● **Exercise description**: Transcribe the records that follow, preserving every word.
#### Input rows ####
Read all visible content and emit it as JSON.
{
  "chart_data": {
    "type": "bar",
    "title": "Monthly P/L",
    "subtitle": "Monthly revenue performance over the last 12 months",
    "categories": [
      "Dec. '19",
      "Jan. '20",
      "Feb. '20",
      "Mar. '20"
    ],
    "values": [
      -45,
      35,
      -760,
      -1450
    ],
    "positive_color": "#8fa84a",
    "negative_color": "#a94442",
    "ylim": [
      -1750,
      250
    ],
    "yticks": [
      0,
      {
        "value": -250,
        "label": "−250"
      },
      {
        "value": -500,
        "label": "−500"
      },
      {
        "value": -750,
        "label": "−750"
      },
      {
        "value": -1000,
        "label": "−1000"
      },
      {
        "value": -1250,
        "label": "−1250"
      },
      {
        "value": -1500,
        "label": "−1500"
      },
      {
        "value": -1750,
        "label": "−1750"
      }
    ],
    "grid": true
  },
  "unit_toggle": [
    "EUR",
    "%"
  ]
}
####
● **Response**:
Read all visible content and emit it as JSON.
{
  "chart_data": {
    "type": "bar",
    "title": "Monthly P/L",
    "subtitle": "Monthly revenue performance over the last 12 months",
    "categories": [
      "Dec. '19",
      "Jan. '20",
      "Feb. '20",
      "Mar. '20"
    ],
    "values": [
      -45,
      35,
      -760,
      -1450
    ],
    "positive_color": "#8fa84a",
    "negative_color": "#a94442",
    "ylim": [
      -1750,
      250
    ],
    "yticks": [
      0,
      {
        "value": -250,
        "label": "−250"
      },
      {
        "value": -500,
        "label": "−500"
      },
      {
        "value": -750,
        "label": "−750"
      },
      {
        "value": -1000,
        "label": "−1000"
      },
      {
        "value": -1250,
        "label": "−1250"
      },
      {
        "value": -1500,
        "label": "−1500"
      },
      {
        "value": -1750,
        "label": "−1750"
      }
    ],
    "grid": true
  },
  "unit_toggle": [
    "EUR",
    "%"
  ]
}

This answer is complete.